__Records for processing__.
........

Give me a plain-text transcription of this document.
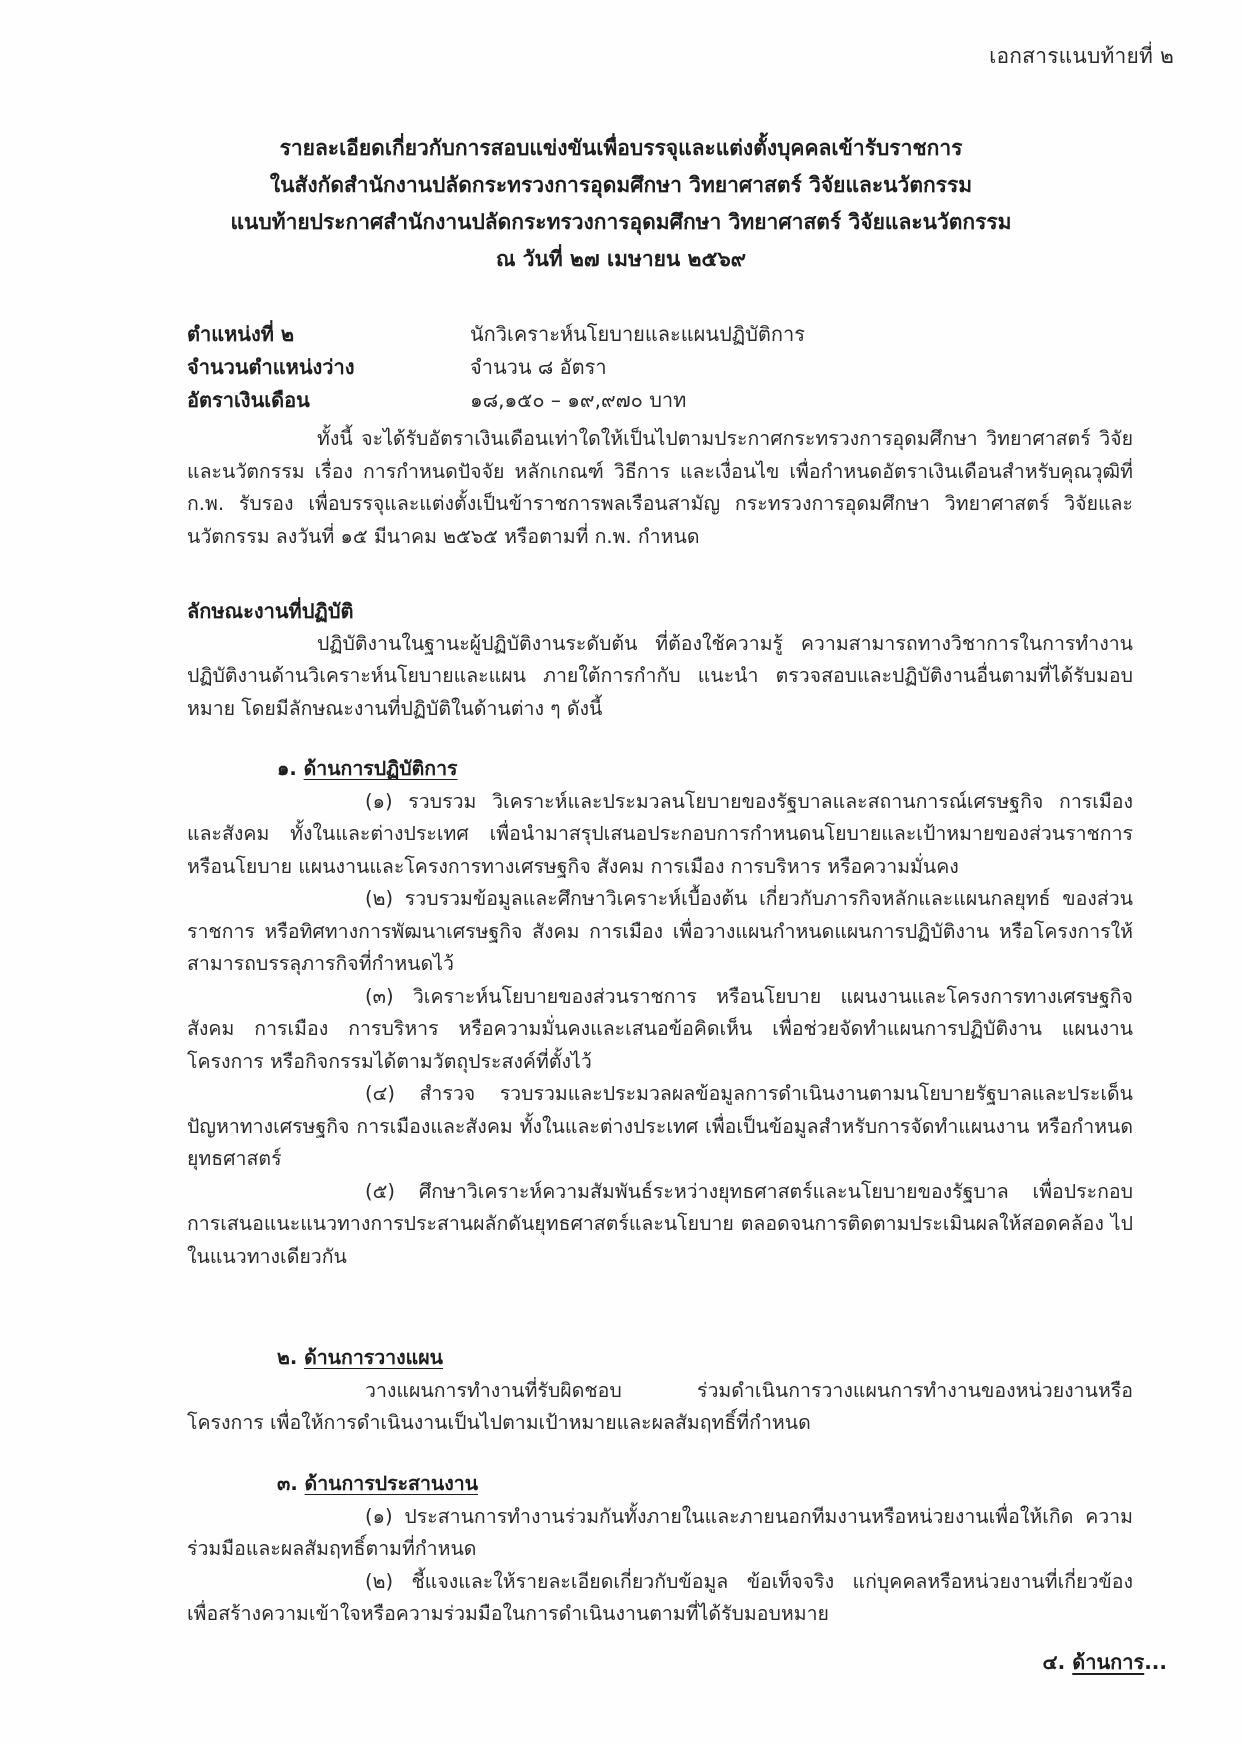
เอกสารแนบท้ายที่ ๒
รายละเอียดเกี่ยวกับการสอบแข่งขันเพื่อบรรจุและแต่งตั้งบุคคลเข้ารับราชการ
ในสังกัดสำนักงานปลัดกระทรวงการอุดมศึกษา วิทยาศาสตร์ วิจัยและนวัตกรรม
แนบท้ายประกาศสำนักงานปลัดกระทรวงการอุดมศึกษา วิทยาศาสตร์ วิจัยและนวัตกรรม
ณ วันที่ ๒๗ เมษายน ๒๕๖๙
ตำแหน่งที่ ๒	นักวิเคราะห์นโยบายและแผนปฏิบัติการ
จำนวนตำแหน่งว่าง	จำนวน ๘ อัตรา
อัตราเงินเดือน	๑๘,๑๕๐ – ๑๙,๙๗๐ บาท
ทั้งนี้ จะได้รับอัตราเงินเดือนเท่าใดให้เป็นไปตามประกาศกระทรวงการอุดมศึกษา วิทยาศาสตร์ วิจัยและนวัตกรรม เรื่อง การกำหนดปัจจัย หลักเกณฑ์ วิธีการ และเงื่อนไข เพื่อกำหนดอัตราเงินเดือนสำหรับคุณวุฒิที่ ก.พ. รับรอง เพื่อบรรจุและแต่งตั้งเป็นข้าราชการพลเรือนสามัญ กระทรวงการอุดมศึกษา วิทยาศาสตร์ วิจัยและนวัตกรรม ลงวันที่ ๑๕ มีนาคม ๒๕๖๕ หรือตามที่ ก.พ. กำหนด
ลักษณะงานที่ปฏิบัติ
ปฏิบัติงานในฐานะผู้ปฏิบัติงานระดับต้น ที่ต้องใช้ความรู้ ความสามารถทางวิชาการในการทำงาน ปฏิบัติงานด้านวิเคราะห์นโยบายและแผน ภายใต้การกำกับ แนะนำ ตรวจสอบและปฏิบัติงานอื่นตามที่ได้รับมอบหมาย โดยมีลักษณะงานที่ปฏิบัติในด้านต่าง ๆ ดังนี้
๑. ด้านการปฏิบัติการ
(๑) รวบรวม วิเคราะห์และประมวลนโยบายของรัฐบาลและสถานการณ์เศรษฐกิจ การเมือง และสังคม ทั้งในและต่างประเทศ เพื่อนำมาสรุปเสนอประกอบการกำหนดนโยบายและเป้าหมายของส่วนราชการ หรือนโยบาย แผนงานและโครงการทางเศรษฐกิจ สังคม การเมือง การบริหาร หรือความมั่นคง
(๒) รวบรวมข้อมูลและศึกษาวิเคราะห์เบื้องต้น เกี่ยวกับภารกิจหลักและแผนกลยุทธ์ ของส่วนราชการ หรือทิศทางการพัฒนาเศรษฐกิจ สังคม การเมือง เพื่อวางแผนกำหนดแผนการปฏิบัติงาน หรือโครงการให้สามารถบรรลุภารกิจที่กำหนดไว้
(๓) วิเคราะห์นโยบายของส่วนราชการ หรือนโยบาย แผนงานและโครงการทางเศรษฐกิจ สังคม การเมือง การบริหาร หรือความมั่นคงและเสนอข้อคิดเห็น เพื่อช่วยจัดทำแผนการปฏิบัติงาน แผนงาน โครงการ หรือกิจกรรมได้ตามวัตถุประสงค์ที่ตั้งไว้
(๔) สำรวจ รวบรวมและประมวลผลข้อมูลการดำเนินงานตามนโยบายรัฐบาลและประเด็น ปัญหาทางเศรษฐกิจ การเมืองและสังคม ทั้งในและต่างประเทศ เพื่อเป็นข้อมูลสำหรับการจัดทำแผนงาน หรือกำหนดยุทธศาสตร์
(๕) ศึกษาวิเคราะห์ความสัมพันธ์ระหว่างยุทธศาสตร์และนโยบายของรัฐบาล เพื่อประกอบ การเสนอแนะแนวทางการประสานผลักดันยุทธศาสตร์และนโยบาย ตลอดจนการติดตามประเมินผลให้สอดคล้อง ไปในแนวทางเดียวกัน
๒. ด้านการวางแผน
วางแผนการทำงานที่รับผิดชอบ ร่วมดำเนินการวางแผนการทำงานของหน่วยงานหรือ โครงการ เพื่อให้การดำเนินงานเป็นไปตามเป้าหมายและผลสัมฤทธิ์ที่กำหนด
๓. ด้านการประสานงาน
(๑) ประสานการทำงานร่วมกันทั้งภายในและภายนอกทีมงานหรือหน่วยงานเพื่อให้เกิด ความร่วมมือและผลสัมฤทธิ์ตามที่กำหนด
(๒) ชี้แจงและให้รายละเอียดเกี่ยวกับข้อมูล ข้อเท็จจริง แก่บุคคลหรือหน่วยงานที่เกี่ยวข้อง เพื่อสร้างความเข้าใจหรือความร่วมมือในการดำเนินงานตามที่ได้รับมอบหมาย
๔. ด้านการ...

........

__Task statement__. Show the lines of the data that hold the word "กษณะงานท".

__Solution for this problem__.
ลักษณะงานที่ปฏิบัติ
ปฏิบัติงานในฐานะผู้ปฏิบัติงานระดับต้น ที่ต้องใช้ความรู้ ความสามารถทางวิชาการในการทำงาน ปฏิบัติงานด้านวิเคราะห์นโยบายและแผน ภายใต้การกำกับ แนะนำ ตรวจสอบและปฏิบัติงานอื่นตามที่ได้รับมอบหมาย โดยมีลักษณะงานที่ปฏิบัติในด้านต่าง ๆ ดังนี้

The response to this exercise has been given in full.